◆ WHAT YOU SHOULD DO ◆
Copy the records below exactly, leaving out any pictures.

Data extracted from a collection:
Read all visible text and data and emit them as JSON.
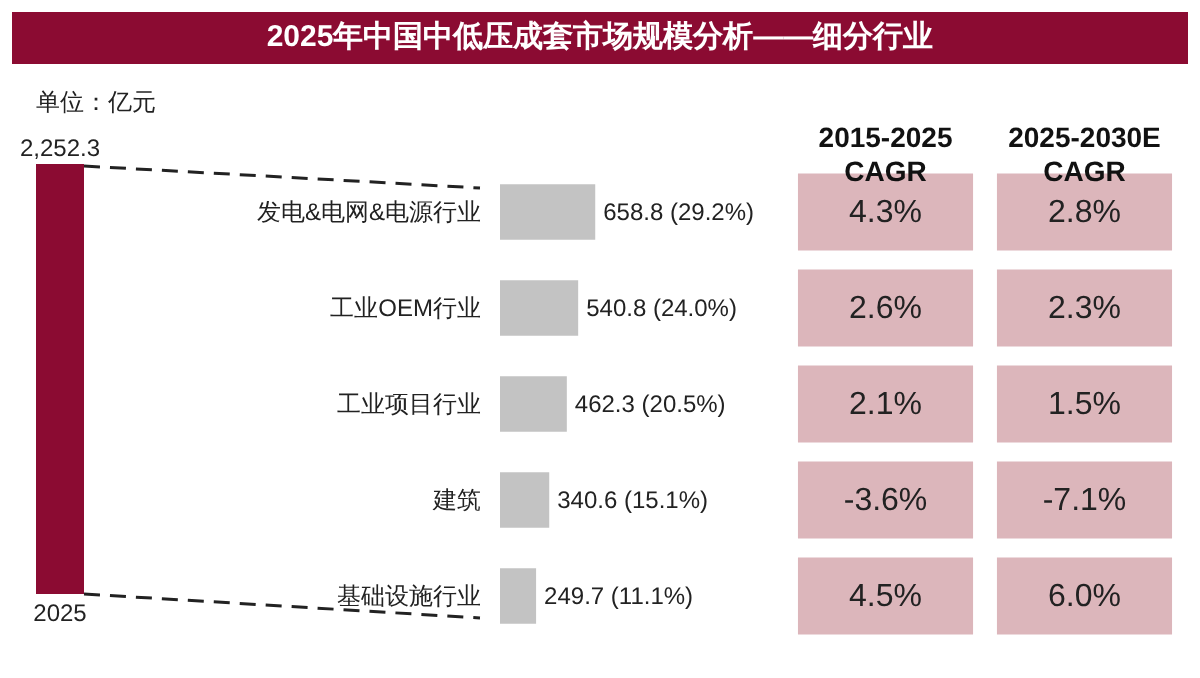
{
  "chart_data": [
    {
      "type": "bar",
      "annotations": [
        "单位：亿元"
      ],
      "categories": [
        "2025"
      ],
      "values": [
        2252.3
      ],
      "value_labels": [
        "2,252.3"
      ],
      "color": "#8b0b32"
    },
    {
      "type": "bar",
      "title": "2025年中国中低压成套市场规模分析——细分行业",
      "orientation": "horizontal",
      "categories": [
        "发电&电网&电源行业",
        "工业OEM行业",
        "工业项目行业",
        "建筑",
        "基础设施行业"
      ],
      "values": [
        658.8,
        540.8,
        462.3,
        340.6,
        249.7
      ],
      "value_labels": [
        "658.8 (29.2%)",
        "540.8 (24.0%)",
        "462.3 (20.5%)",
        "340.6 (15.1%)",
        "249.7 (11.1%)"
      ],
      "color": "#c3c3c3"
    },
    {
      "type": "other",
      "categories": [
        "2015-2025\nCAGR",
        "2025-2030E\nCAGR"
      ],
      "color": "#dcb6bb",
      "annotations": [
        "4.3%",
        "2.8%",
        "2.6%",
        "2.3%",
        "2.1%",
        "1.5%",
        "-3.6%",
        "-7.1%",
        "4.5%",
        "6.0%"
      ]
    }
  ]
}
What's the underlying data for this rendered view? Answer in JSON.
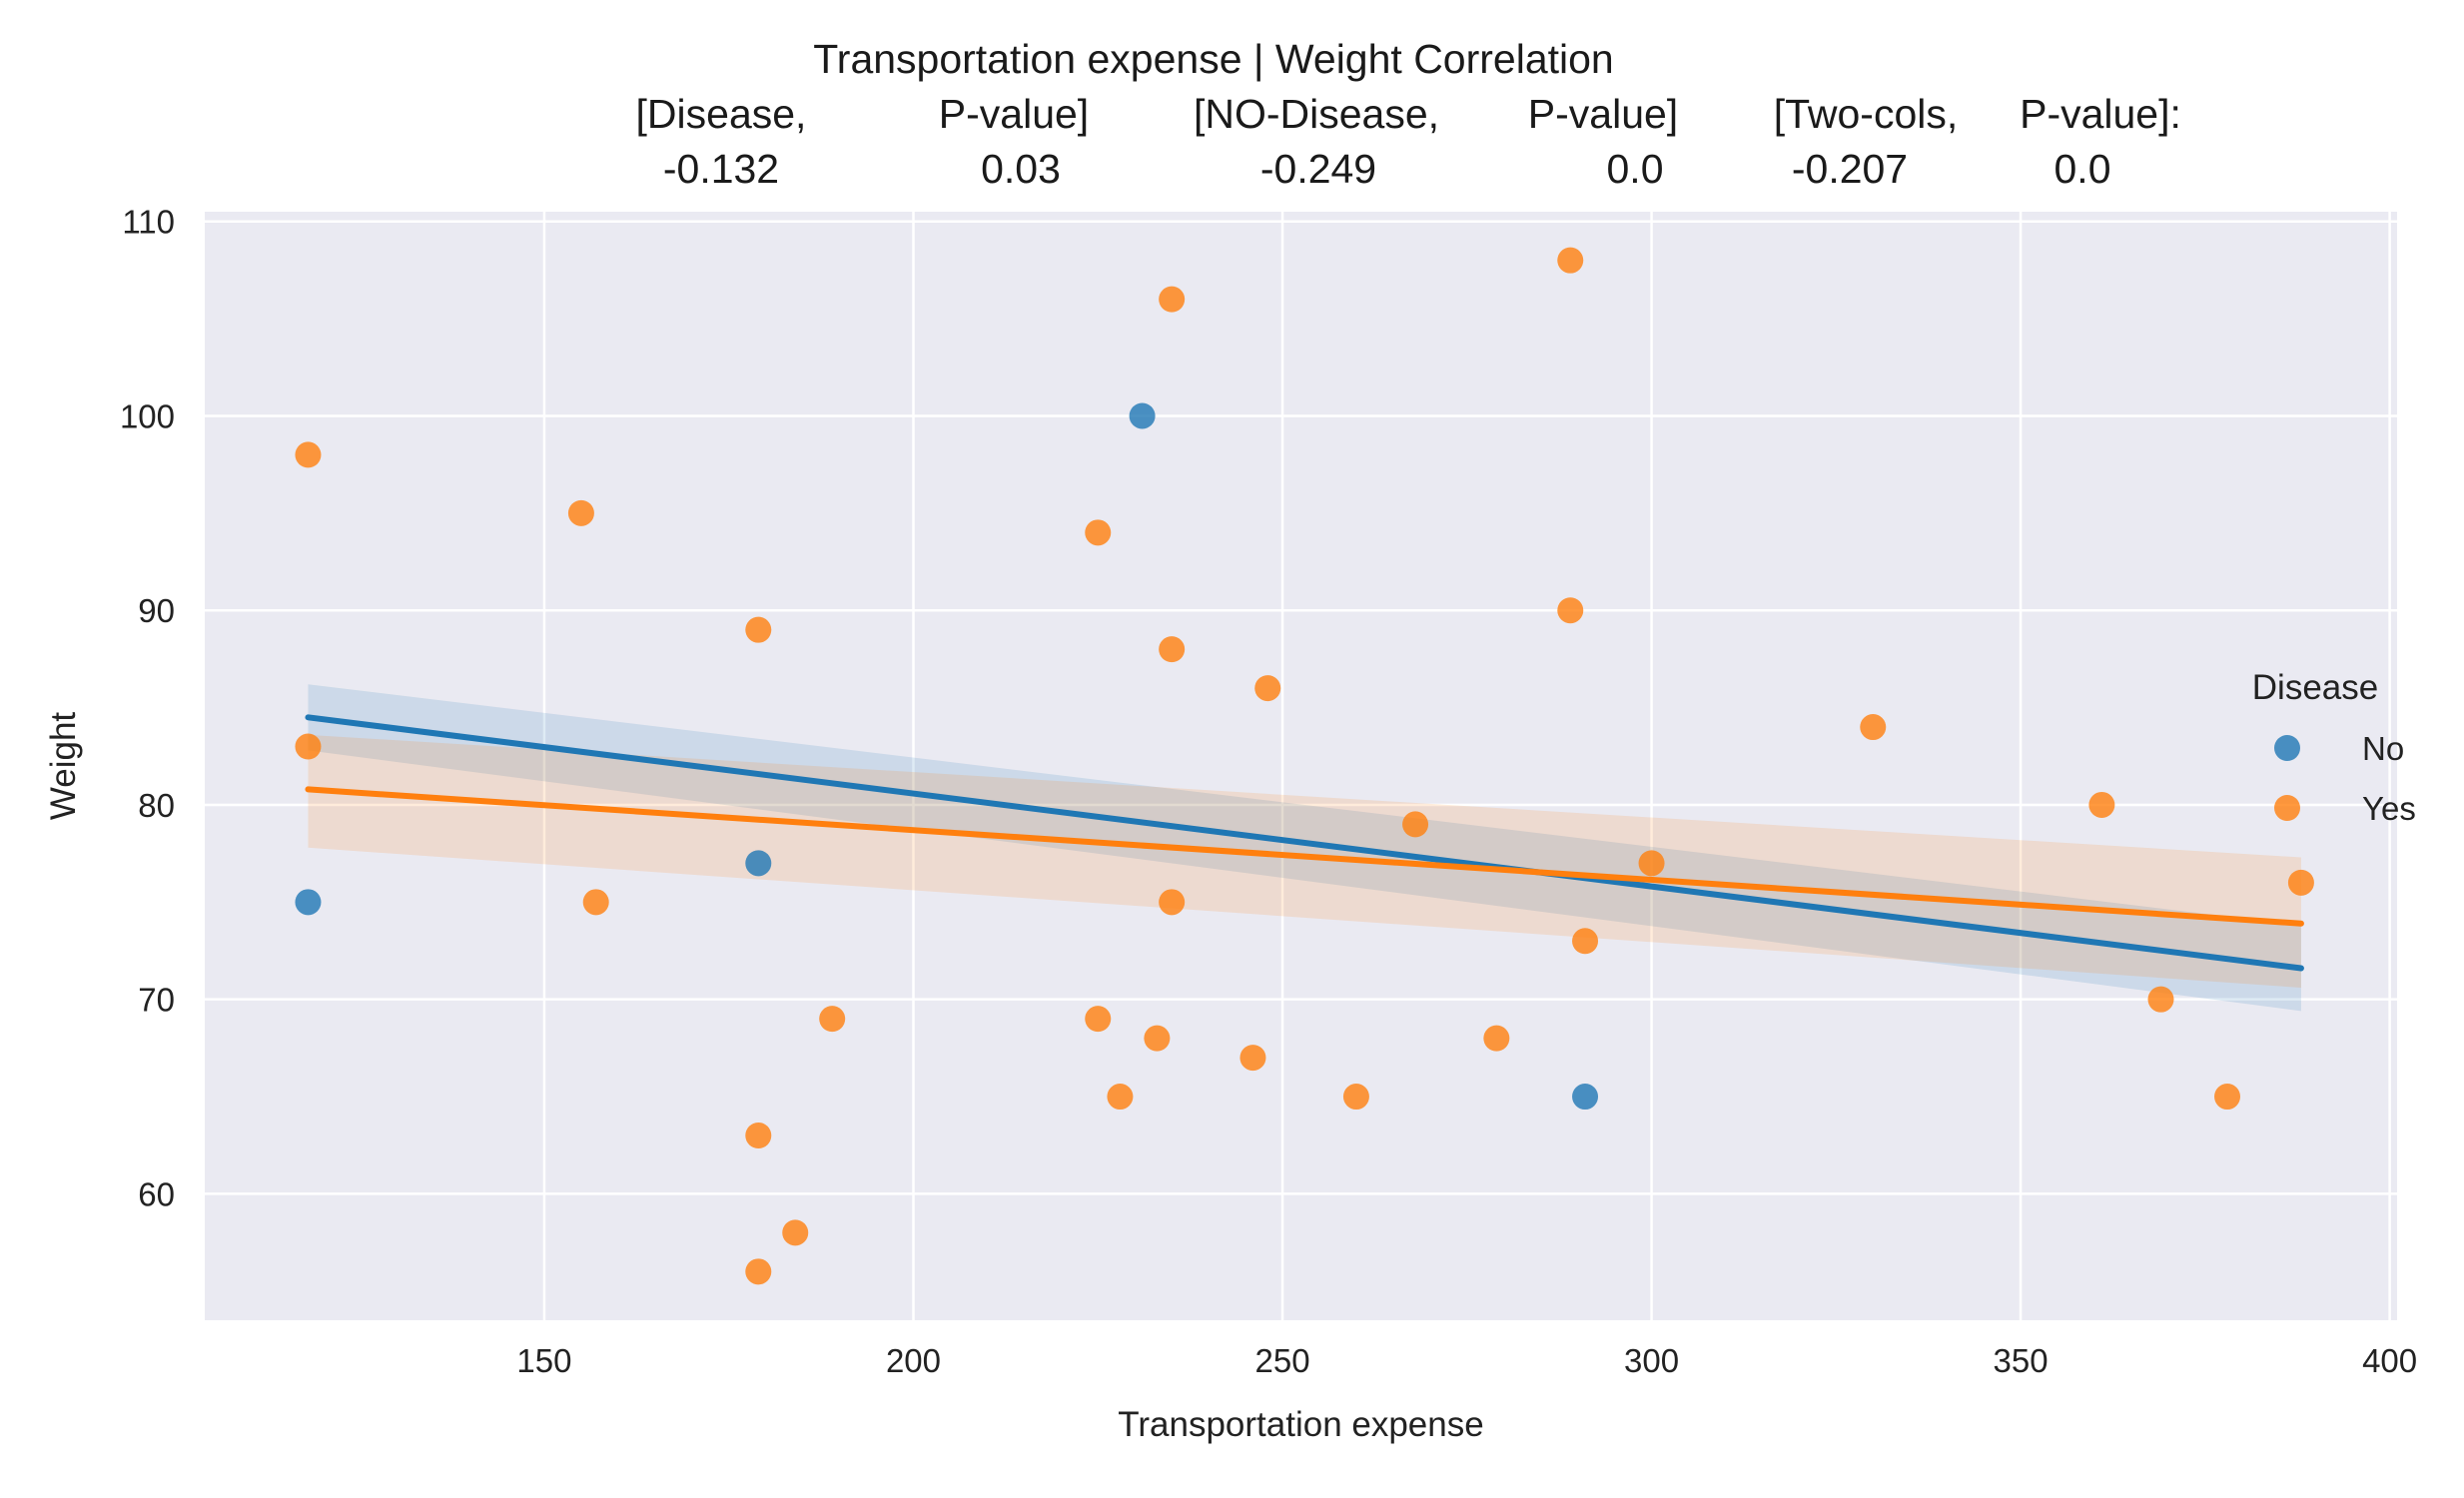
{
  "chart_data": {
    "type": "scatter",
    "title_lines": [
      "Transportation expense | Weight    Correlation",
      "[Disease,         P-value]    [NO-Disease,      P-value]   [Two-cols,  P-value]:",
      "-0.132             0.03             -0.249               0.0        -0.207           0.0"
    ],
    "title_cells": [
      {
        "row": 0,
        "text": "Transportation expense | Weight    Correlation"
      },
      {
        "row": 1,
        "text": "[Disease,"
      },
      {
        "row": 1,
        "text": "P-value]"
      },
      {
        "row": 1,
        "text": "[NO-Disease,"
      },
      {
        "row": 1,
        "text": "P-value]"
      },
      {
        "row": 1,
        "text": "[Two-cols,"
      },
      {
        "row": 1,
        "text": "P-value]:"
      },
      {
        "row": 2,
        "text": "-0.132"
      },
      {
        "row": 2,
        "text": "0.03"
      },
      {
        "row": 2,
        "text": "-0.249"
      },
      {
        "row": 2,
        "text": "0.0"
      },
      {
        "row": 2,
        "text": "-0.207"
      },
      {
        "row": 2,
        "text": "0.0"
      }
    ],
    "xlabel": "Transportation expense",
    "ylabel": "Weight",
    "xlim": [
      104,
      401
    ],
    "ylim": [
      53.5,
      110.5
    ],
    "xticks": [
      150,
      200,
      250,
      300,
      350,
      400
    ],
    "yticks": [
      60,
      70,
      80,
      90,
      100,
      110
    ],
    "grid": true,
    "background": "#eaeaf2",
    "legend": {
      "title": "Disease",
      "placement": "right",
      "entries": [
        "No",
        "Yes"
      ]
    },
    "series": [
      {
        "name": "No",
        "color": "#1f77b4",
        "points": [
          {
            "x": 231,
            "y": 100
          },
          {
            "x": 179,
            "y": 77
          },
          {
            "x": 118,
            "y": 75
          },
          {
            "x": 291,
            "y": 65
          }
        ],
        "regression": {
          "x": [
            118,
            388
          ],
          "y": [
            84.5,
            71.6
          ]
        },
        "ci_band": {
          "x": [
            118,
            388
          ],
          "lower": [
            82.8,
            69.4
          ],
          "upper": [
            86.2,
            73.8
          ]
        }
      },
      {
        "name": "Yes",
        "color": "#ff7f0e",
        "points": [
          {
            "x": 118,
            "y": 98
          },
          {
            "x": 118,
            "y": 83
          },
          {
            "x": 155,
            "y": 95
          },
          {
            "x": 157,
            "y": 75
          },
          {
            "x": 179,
            "y": 89
          },
          {
            "x": 179,
            "y": 63
          },
          {
            "x": 179,
            "y": 56
          },
          {
            "x": 184,
            "y": 58
          },
          {
            "x": 189,
            "y": 69
          },
          {
            "x": 225,
            "y": 94
          },
          {
            "x": 225,
            "y": 69
          },
          {
            "x": 228,
            "y": 65
          },
          {
            "x": 233,
            "y": 68
          },
          {
            "x": 235,
            "y": 106
          },
          {
            "x": 235,
            "y": 88
          },
          {
            "x": 235,
            "y": 75
          },
          {
            "x": 246,
            "y": 67
          },
          {
            "x": 248,
            "y": 86
          },
          {
            "x": 260,
            "y": 65
          },
          {
            "x": 268,
            "y": 79
          },
          {
            "x": 279,
            "y": 68
          },
          {
            "x": 289,
            "y": 108
          },
          {
            "x": 289,
            "y": 90
          },
          {
            "x": 291,
            "y": 73
          },
          {
            "x": 300,
            "y": 77
          },
          {
            "x": 330,
            "y": 84
          },
          {
            "x": 361,
            "y": 80
          },
          {
            "x": 369,
            "y": 70
          },
          {
            "x": 378,
            "y": 65
          },
          {
            "x": 388,
            "y": 76
          }
        ],
        "regression": {
          "x": [
            118,
            388
          ],
          "y": [
            80.8,
            73.9
          ]
        },
        "ci_band": {
          "x": [
            118,
            388
          ],
          "lower": [
            77.8,
            70.6
          ],
          "upper": [
            83.6,
            77.3
          ]
        }
      }
    ]
  }
}
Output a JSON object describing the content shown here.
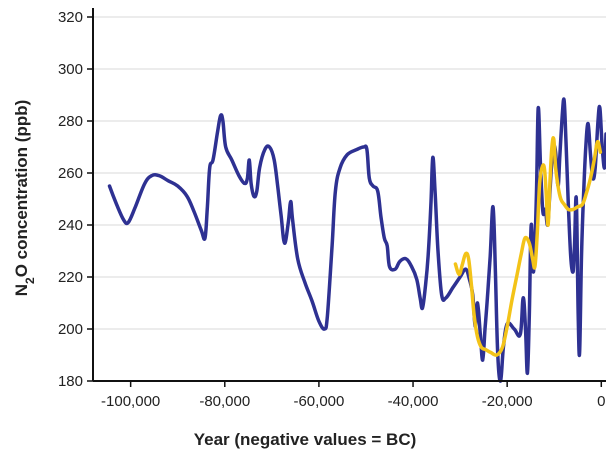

◆ ANSWER TO THIS PROBLEM ◆
Read all visible text and data and emit them as JSON.
{
  "chart_data": [
    {
      "type": "bar",
      "annotations": [
        "单位：亿元"
      ],
      "categories": [
        "2025"
      ],
      "values": [
        2252.3
      ],
      "value_labels": [
        "2,252.3"
      ],
      "color": "#8b0b32"
    },
    {
      "type": "bar",
      "title": "2025年中国中低压成套市场规模分析——细分行业",
      "orientation": "horizontal",
      "categories": [
        "发电&电网&电源行业",
        "工业OEM行业",
        "工业项目行业",
        "建筑",
        "基础设施行业"
      ],
      "values": [
        658.8,
        540.8,
        462.3,
        340.6,
        249.7
      ],
      "value_labels": [
        "658.8 (29.2%)",
        "540.8 (24.0%)",
        "462.3 (20.5%)",
        "340.6 (15.1%)",
        "249.7 (11.1%)"
      ],
      "color": "#c3c3c3"
    },
    {
      "type": "other",
      "categories": [
        "2015-2025\nCAGR",
        "2025-2030E\nCAGR"
      ],
      "color": "#dcb6bb",
      "annotations": [
        "4.3%",
        "2.8%",
        "2.6%",
        "2.3%",
        "2.1%",
        "1.5%",
        "-3.6%",
        "-7.1%",
        "4.5%",
        "6.0%"
      ]
    }
  ]
}
What's the underlying data for this rendered view? Answer in JSON.
{
  "chart_data": {
    "type": "scatter",
    "title_lines": [
      "Transportation expense | Weight    Correlation",
      "[Disease,         P-value]    [NO-Disease,      P-value]   [Two-cols,  P-value]:",
      "-0.132             0.03             -0.249               0.0        -0.207           0.0"
    ],
    "title_cells": [
      {
        "row": 0,
        "text": "Transportation expense | Weight    Correlation"
      },
      {
        "row": 1,
        "text": "[Disease,"
      },
      {
        "row": 1,
        "text": "P-value]"
      },
      {
        "row": 1,
        "text": "[NO-Disease,"
      },
      {
        "row": 1,
        "text": "P-value]"
      },
      {
        "row": 1,
        "text": "[Two-cols,"
      },
      {
        "row": 1,
        "text": "P-value]:"
      },
      {
        "row": 2,
        "text": "-0.132"
      },
      {
        "row": 2,
        "text": "0.03"
      },
      {
        "row": 2,
        "text": "-0.249"
      },
      {
        "row": 2,
        "text": "0.0"
      },
      {
        "row": 2,
        "text": "-0.207"
      },
      {
        "row": 2,
        "text": "0.0"
      }
    ],
    "xlabel": "Transportation expense",
    "ylabel": "Weight",
    "xlim": [
      104,
      401
    ],
    "ylim": [
      53.5,
      110.5
    ],
    "xticks": [
      150,
      200,
      250,
      300,
      350,
      400
    ],
    "yticks": [
      60,
      70,
      80,
      90,
      100,
      110
    ],
    "grid": true,
    "background": "#eaeaf2",
    "legend": {
      "title": "Disease",
      "placement": "right",
      "entries": [
        "No",
        "Yes"
      ]
    },
    "series": [
      {
        "name": "No",
        "color": "#1f77b4",
        "points": [
          {
            "x": 231,
            "y": 100
          },
          {
            "x": 179,
            "y": 77
          },
          {
            "x": 118,
            "y": 75
          },
          {
            "x": 291,
            "y": 65
          }
        ],
        "regression": {
          "x": [
            118,
            388
          ],
          "y": [
            84.5,
            71.6
          ]
        },
        "ci_band": {
          "x": [
            118,
            388
          ],
          "lower": [
            82.8,
            69.4
          ],
          "upper": [
            86.2,
            73.8
          ]
        }
      },
      {
        "name": "Yes",
        "color": "#ff7f0e",
        "points": [
          {
            "x": 118,
            "y": 98
          },
          {
            "x": 118,
            "y": 83
          },
          {
            "x": 155,
            "y": 95
          },
          {
            "x": 157,
            "y": 75
          },
          {
            "x": 179,
            "y": 89
          },
          {
            "x": 179,
            "y": 63
          },
          {
            "x": 179,
            "y": 56
          },
          {
            "x": 184,
            "y": 58
          },
          {
            "x": 189,
            "y": 69
          },
          {
            "x": 225,
            "y": 94
          },
          {
            "x": 225,
            "y": 69
          },
          {
            "x": 228,
            "y": 65
          },
          {
            "x": 233,
            "y": 68
          },
          {
            "x": 235,
            "y": 106
          },
          {
            "x": 235,
            "y": 88
          },
          {
            "x": 235,
            "y": 75
          },
          {
            "x": 246,
            "y": 67
          },
          {
            "x": 248,
            "y": 86
          },
          {
            "x": 260,
            "y": 65
          },
          {
            "x": 268,
            "y": 79
          },
          {
            "x": 279,
            "y": 68
          },
          {
            "x": 289,
            "y": 108
          },
          {
            "x": 289,
            "y": 90
          },
          {
            "x": 291,
            "y": 73
          },
          {
            "x": 300,
            "y": 77
          },
          {
            "x": 330,
            "y": 84
          },
          {
            "x": 361,
            "y": 80
          },
          {
            "x": 369,
            "y": 70
          },
          {
            "x": 378,
            "y": 65
          },
          {
            "x": 388,
            "y": 76
          }
        ],
        "regression": {
          "x": [
            118,
            388
          ],
          "y": [
            80.8,
            73.9
          ]
        },
        "ci_band": {
          "x": [
            118,
            388
          ],
          "lower": [
            77.8,
            70.6
          ],
          "upper": [
            83.6,
            77.3
          ]
        }
      }
    ]
  }
}
Output a JSON object describing the content shown here.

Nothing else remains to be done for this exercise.